→ Data provided
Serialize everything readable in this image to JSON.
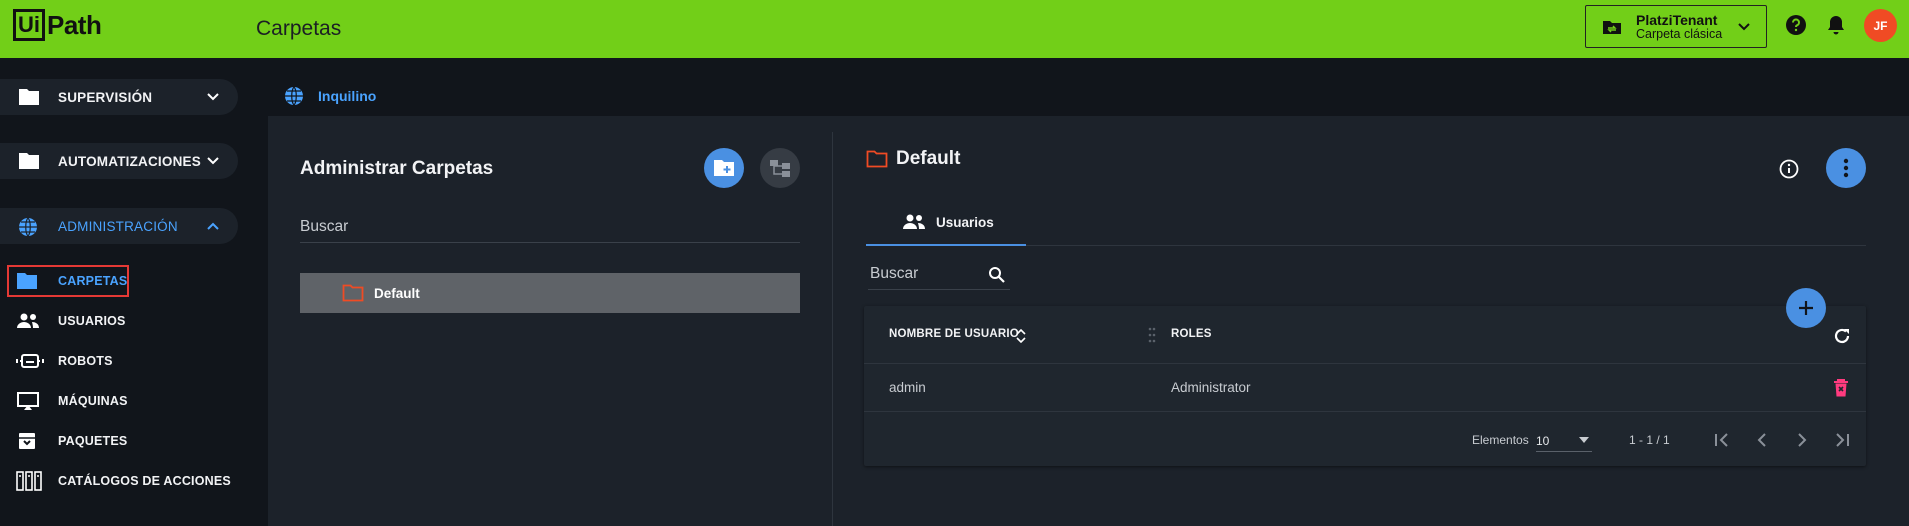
{
  "header": {
    "logo_box": "Ui",
    "logo_text": "Path",
    "page_title": "Carpetas",
    "tenant_name": "PlatziTenant",
    "tenant_sub": "Carpeta clásica",
    "avatar_initials": "JF",
    "brand_color": "#72cf18"
  },
  "sidebar": {
    "groups": [
      {
        "label": "SUPERVISIÓN",
        "icon": "folder-icon"
      },
      {
        "label": "AUTOMATIZACIONES",
        "icon": "folder-icon"
      },
      {
        "label": "ADMINISTRACIÓN",
        "icon": "globe-icon"
      }
    ],
    "items": [
      {
        "label": "CARPETAS",
        "icon": "folder-icon",
        "active": true
      },
      {
        "label": "USUARIOS",
        "icon": "users-icon"
      },
      {
        "label": "ROBOTS",
        "icon": "robot-icon"
      },
      {
        "label": "MÁQUINAS",
        "icon": "monitor-icon"
      },
      {
        "label": "PAQUETES",
        "icon": "package-icon"
      },
      {
        "label": "CATÁLOGOS DE ACCIONES",
        "icon": "catalog-icon"
      }
    ]
  },
  "breadcrumb": {
    "label": "Inquilino"
  },
  "left_panel": {
    "title": "Administrar Carpetas",
    "search_placeholder": "Buscar",
    "tree": [
      {
        "label": "Default",
        "selected": true
      }
    ]
  },
  "right_panel": {
    "title": "Default",
    "tabs": [
      {
        "label": "Usuarios",
        "active": true
      }
    ],
    "search_placeholder": "Buscar",
    "table": {
      "columns": [
        "NOMBRE DE USUARIO",
        "ROLES"
      ],
      "rows": [
        {
          "user": "admin",
          "roles": "Administrator"
        }
      ]
    },
    "pager": {
      "label": "Elementos",
      "page_size": "10",
      "range": "1 - 1 / 1"
    }
  }
}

→ Prompt
Copy out all the records exactly, excluding pictures.

→ Solution to this exercise
Serialize everything readable in this image to JSON.
{
  "header": {
    "logo_box": "Ui",
    "logo_text": "Path",
    "page_title": "Carpetas",
    "tenant_name": "PlatziTenant",
    "tenant_sub": "Carpeta clásica",
    "avatar_initials": "JF",
    "brand_color": "#72cf18"
  },
  "sidebar": {
    "groups": [
      {
        "label": "SUPERVISIÓN",
        "icon": "folder-icon"
      },
      {
        "label": "AUTOMATIZACIONES",
        "icon": "folder-icon"
      },
      {
        "label": "ADMINISTRACIÓN",
        "icon": "globe-icon"
      }
    ],
    "items": [
      {
        "label": "CARPETAS",
        "icon": "folder-icon",
        "active": true
      },
      {
        "label": "USUARIOS",
        "icon": "users-icon"
      },
      {
        "label": "ROBOTS",
        "icon": "robot-icon"
      },
      {
        "label": "MÁQUINAS",
        "icon": "monitor-icon"
      },
      {
        "label": "PAQUETES",
        "icon": "package-icon"
      },
      {
        "label": "CATÁLOGOS DE ACCIONES",
        "icon": "catalog-icon"
      }
    ]
  },
  "breadcrumb": {
    "label": "Inquilino"
  },
  "left_panel": {
    "title": "Administrar Carpetas",
    "search_placeholder": "Buscar",
    "tree": [
      {
        "label": "Default",
        "selected": true
      }
    ]
  },
  "right_panel": {
    "title": "Default",
    "tabs": [
      {
        "label": "Usuarios",
        "active": true
      }
    ],
    "search_placeholder": "Buscar",
    "table": {
      "columns": [
        "NOMBRE DE USUARIO",
        "ROLES"
      ],
      "rows": [
        {
          "user": "admin",
          "roles": "Administrator"
        }
      ]
    },
    "pager": {
      "label": "Elementos",
      "page_size": "10",
      "range": "1 - 1 / 1"
    }
  }
}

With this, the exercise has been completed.